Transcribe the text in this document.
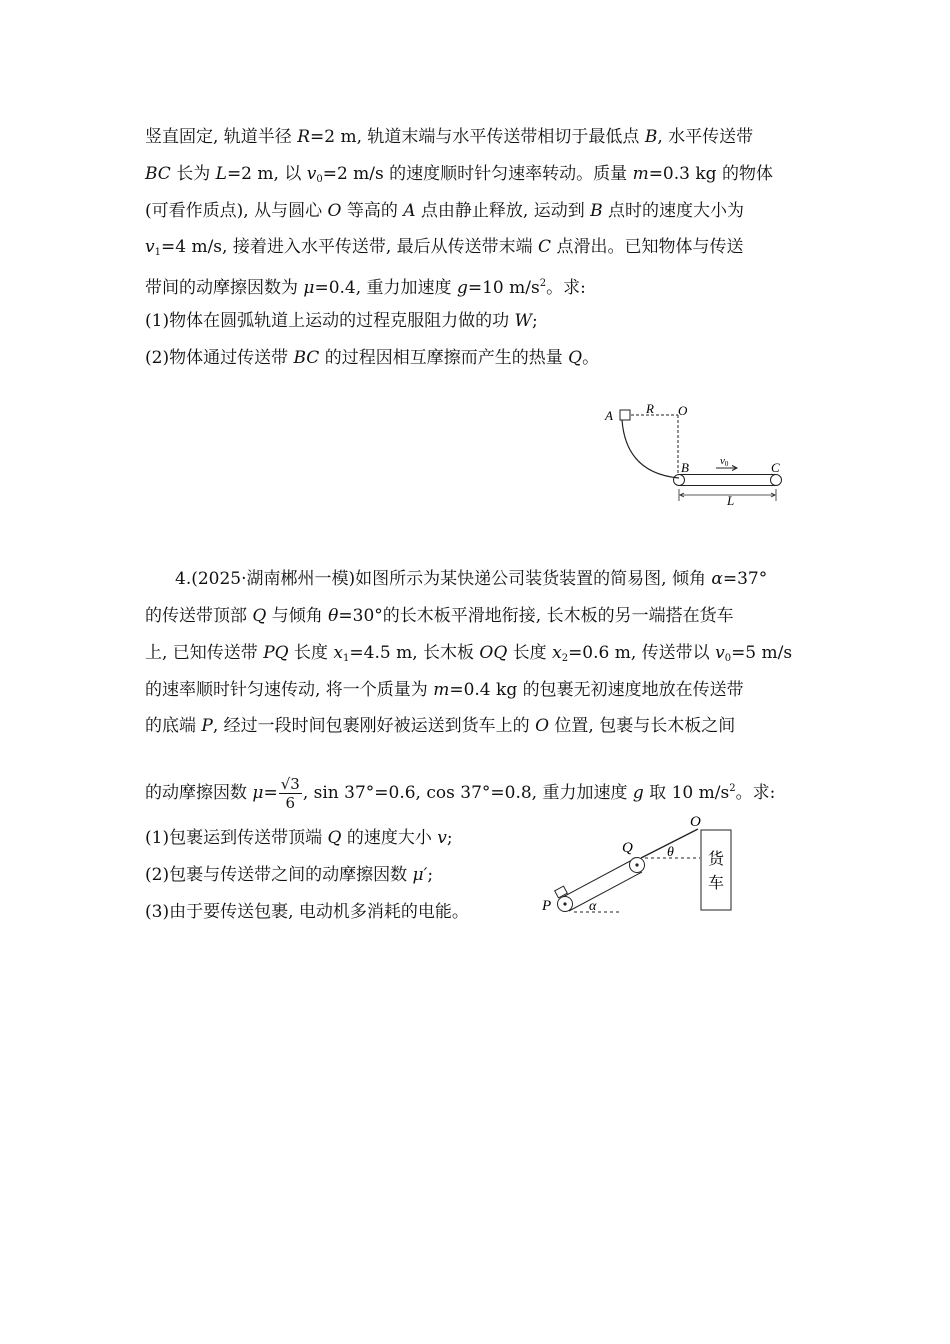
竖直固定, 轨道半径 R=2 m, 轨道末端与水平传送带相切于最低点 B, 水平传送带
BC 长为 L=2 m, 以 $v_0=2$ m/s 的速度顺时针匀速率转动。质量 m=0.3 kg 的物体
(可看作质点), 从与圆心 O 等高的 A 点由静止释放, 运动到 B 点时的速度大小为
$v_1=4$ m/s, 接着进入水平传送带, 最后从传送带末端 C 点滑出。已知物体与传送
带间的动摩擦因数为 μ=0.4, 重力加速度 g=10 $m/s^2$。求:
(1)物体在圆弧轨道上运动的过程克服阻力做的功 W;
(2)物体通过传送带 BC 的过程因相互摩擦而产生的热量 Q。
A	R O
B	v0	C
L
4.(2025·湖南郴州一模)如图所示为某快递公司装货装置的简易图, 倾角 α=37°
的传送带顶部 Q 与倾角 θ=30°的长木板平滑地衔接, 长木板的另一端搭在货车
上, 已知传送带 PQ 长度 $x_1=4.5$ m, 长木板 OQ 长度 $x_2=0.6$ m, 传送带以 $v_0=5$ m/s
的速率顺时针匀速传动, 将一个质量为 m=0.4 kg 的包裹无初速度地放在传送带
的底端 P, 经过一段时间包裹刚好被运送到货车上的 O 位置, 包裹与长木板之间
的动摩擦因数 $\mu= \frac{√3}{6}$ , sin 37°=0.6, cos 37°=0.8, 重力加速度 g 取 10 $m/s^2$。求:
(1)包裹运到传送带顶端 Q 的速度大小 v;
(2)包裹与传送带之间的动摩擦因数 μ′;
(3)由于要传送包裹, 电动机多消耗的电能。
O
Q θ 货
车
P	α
- - -
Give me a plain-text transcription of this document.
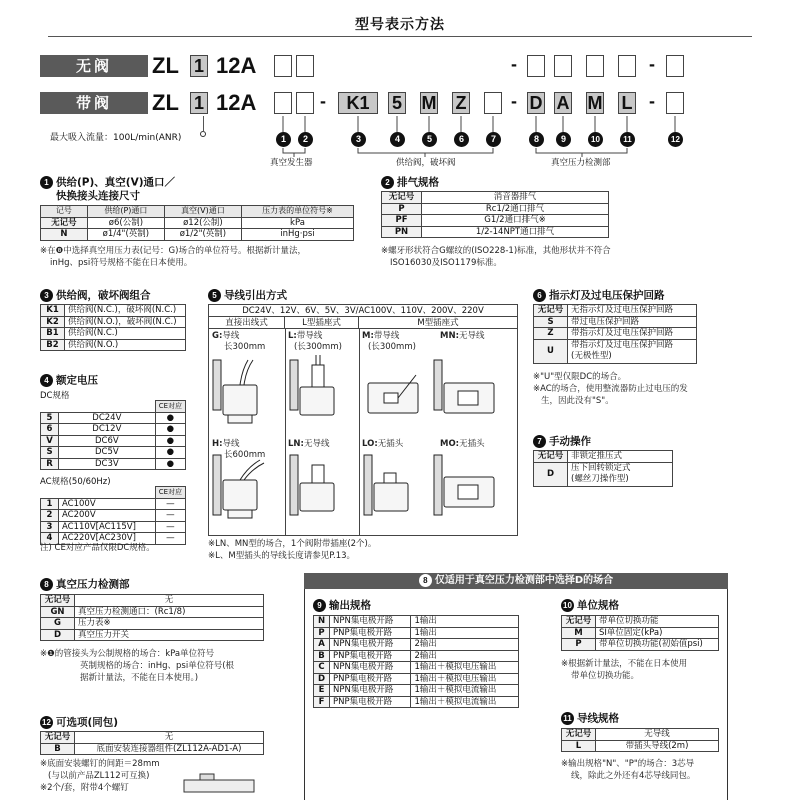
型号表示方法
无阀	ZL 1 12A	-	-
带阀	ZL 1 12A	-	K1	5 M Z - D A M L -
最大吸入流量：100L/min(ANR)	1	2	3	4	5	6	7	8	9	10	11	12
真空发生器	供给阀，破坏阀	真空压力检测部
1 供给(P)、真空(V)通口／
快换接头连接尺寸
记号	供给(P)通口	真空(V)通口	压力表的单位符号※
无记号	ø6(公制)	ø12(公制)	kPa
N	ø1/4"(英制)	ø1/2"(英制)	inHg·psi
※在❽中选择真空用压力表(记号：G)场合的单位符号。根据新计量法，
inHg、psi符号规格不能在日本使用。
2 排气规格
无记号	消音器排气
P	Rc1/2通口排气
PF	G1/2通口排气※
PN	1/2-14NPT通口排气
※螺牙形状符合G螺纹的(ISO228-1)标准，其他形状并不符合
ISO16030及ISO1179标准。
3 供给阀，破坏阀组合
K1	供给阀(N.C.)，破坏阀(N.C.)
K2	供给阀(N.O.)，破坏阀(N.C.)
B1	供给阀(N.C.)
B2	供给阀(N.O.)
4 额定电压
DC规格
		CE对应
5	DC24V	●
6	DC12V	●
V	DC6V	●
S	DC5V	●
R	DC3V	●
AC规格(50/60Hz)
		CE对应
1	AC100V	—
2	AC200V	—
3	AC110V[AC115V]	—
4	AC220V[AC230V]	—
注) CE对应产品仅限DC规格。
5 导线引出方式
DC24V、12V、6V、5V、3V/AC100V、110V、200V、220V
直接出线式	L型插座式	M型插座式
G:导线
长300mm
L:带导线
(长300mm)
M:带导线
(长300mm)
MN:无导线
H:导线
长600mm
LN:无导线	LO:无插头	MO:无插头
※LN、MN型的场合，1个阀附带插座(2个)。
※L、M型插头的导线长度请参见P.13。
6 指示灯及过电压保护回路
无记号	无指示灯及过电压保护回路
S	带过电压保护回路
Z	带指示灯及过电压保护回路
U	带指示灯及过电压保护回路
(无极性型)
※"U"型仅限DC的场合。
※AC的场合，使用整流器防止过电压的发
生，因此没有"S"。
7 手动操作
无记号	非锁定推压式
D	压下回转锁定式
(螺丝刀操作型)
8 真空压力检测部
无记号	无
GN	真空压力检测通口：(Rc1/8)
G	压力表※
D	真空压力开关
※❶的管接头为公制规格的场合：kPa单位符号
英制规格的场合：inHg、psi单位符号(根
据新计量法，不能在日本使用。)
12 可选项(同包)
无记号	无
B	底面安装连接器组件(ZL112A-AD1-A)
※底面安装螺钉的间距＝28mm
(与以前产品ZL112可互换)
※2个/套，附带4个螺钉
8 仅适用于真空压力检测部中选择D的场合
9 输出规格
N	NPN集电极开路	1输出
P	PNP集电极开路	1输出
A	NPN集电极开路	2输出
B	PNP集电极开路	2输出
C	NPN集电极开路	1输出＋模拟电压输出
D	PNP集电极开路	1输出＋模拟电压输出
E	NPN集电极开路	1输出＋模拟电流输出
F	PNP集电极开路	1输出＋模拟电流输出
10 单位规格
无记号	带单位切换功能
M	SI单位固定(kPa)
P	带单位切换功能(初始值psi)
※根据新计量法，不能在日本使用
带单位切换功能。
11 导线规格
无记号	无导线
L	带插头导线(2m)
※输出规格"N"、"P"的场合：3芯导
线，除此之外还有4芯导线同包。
- - -
• _Work required_: Locate and copy each line in the data above that includes the word "模拟电压输出".

• _Output for this exercise_:
C	NPN集电极开路	1输出＋模拟电压输出
D	PNP集电极开路	1输出＋模拟电压输出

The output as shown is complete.